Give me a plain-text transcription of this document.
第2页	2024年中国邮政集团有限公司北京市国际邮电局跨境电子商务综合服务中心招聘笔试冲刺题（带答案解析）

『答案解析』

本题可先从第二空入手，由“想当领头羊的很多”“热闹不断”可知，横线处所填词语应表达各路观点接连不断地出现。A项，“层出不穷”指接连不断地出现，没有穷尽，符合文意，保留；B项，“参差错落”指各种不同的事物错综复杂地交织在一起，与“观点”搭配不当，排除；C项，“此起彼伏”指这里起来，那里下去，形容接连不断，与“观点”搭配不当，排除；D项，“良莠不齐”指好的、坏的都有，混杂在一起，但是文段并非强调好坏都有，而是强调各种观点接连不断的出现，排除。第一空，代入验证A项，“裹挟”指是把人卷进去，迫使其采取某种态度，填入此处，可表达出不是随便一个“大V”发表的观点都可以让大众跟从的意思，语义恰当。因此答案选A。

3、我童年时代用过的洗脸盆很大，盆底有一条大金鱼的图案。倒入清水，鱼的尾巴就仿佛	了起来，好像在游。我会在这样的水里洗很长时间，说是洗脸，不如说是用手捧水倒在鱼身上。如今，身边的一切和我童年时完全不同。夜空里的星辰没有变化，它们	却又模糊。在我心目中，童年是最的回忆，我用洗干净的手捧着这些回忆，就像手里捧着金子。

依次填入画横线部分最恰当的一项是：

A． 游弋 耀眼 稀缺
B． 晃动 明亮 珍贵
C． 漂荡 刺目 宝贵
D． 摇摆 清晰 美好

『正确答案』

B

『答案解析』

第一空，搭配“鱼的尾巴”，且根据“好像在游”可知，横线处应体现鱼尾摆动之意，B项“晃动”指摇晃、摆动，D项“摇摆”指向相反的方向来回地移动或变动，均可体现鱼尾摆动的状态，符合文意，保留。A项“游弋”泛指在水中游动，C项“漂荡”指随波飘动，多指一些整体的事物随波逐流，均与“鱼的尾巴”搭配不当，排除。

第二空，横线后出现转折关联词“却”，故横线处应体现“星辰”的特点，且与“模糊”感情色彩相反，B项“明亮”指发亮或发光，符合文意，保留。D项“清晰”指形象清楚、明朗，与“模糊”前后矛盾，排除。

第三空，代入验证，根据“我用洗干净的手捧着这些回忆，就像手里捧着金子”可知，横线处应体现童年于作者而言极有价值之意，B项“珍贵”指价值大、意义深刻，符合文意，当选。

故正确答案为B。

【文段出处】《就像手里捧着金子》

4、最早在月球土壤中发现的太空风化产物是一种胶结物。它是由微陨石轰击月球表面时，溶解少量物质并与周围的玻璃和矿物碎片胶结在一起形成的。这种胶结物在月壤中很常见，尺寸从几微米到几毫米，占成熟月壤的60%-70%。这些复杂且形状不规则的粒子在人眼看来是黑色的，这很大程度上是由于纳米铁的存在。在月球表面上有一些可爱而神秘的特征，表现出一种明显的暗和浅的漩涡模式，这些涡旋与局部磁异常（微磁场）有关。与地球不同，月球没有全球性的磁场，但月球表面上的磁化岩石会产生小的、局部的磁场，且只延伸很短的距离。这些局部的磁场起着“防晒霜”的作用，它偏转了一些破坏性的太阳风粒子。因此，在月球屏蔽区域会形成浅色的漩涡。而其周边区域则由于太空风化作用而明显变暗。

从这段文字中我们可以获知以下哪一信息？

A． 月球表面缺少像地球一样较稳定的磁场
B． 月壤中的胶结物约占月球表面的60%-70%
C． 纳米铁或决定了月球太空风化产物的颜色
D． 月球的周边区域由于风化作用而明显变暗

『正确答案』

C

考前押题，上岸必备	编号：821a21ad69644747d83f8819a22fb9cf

════════════════

> **The request**
Output all of the data above without any alteration.

> **The result**
Give me a plain-text transcription of this document.
第2页	2024年中国邮政集团有限公司北京市国际邮电局跨境电子商务综合服务中心招聘笔试冲刺题（带答案解析）

『答案解析』

本题可先从第二空入手，由“想当领头羊的很多”“热闹不断”可知，横线处所填词语应表达各路观点接连不断地出现。A项，“层出不穷”指接连不断地出现，没有穷尽，符合文意，保留；B项，“参差错落”指各种不同的事物错综复杂地交织在一起，与“观点”搭配不当，排除；C项，“此起彼伏”指这里起来，那里下去，形容接连不断，与“观点”搭配不当，排除；D项，“良莠不齐”指好的、坏的都有，混杂在一起，但是文段并非强调好坏都有，而是强调各种观点接连不断的出现，排除。第一空，代入验证A项，“裹挟”指是把人卷进去，迫使其采取某种态度，填入此处，可表达出不是随便一个“大V”发表的观点都可以让大众跟从的意思，语义恰当。因此答案选A。

3、我童年时代用过的洗脸盆很大，盆底有一条大金鱼的图案。倒入清水，鱼的尾巴就仿佛	了起来，好像在游。我会在这样的水里洗很长时间，说是洗脸，不如说是用手捧水倒在鱼身上。如今，身边的一切和我童年时完全不同。夜空里的星辰没有变化，它们	却又模糊。在我心目中，童年是最的回忆，我用洗干净的手捧着这些回忆，就像手里捧着金子。

依次填入画横线部分最恰当的一项是：

A． 游弋 耀眼 稀缺
B． 晃动 明亮 珍贵
C． 漂荡 刺目 宝贵
D． 摇摆 清晰 美好

『正确答案』

B

『答案解析』

第一空，搭配“鱼的尾巴”，且根据“好像在游”可知，横线处应体现鱼尾摆动之意，B项“晃动”指摇晃、摆动，D项“摇摆”指向相反的方向来回地移动或变动，均可体现鱼尾摆动的状态，符合文意，保留。A项“游弋”泛指在水中游动，C项“漂荡”指随波飘动，多指一些整体的事物随波逐流，均与“鱼的尾巴”搭配不当，排除。

第二空，横线后出现转折关联词“却”，故横线处应体现“星辰”的特点，且与“模糊”感情色彩相反，B项“明亮”指发亮或发光，符合文意，保留。D项“清晰”指形象清楚、明朗，与“模糊”前后矛盾，排除。

第三空，代入验证，根据“我用洗干净的手捧着这些回忆，就像手里捧着金子”可知，横线处应体现童年于作者而言极有价值之意，B项“珍贵”指价值大、意义深刻，符合文意，当选。

故正确答案为B。

【文段出处】《就像手里捧着金子》

4、最早在月球土壤中发现的太空风化产物是一种胶结物。它是由微陨石轰击月球表面时，溶解少量物质并与周围的玻璃和矿物碎片胶结在一起形成的。这种胶结物在月壤中很常见，尺寸从几微米到几毫米，占成熟月壤的60%-70%。这些复杂且形状不规则的粒子在人眼看来是黑色的，这很大程度上是由于纳米铁的存在。在月球表面上有一些可爱而神秘的特征，表现出一种明显的暗和浅的漩涡模式，这些涡旋与局部磁异常（微磁场）有关。与地球不同，月球没有全球性的磁场，但月球表面上的磁化岩石会产生小的、局部的磁场，且只延伸很短的距离。这些局部的磁场起着“防晒霜”的作用，它偏转了一些破坏性的太阳风粒子。因此，在月球屏蔽区域会形成浅色的漩涡。而其周边区域则由于太空风化作用而明显变暗。

从这段文字中我们可以获知以下哪一信息？

A． 月球表面缺少像地球一样较稳定的磁场
B． 月壤中的胶结物约占月球表面的60%-70%
C． 纳米铁或决定了月球太空风化产物的颜色
D． 月球的周边区域由于风化作用而明显变暗

『正确答案』

C

考前押题，上岸必备	编号：821a21ad69644747d83f8819a22fb9cf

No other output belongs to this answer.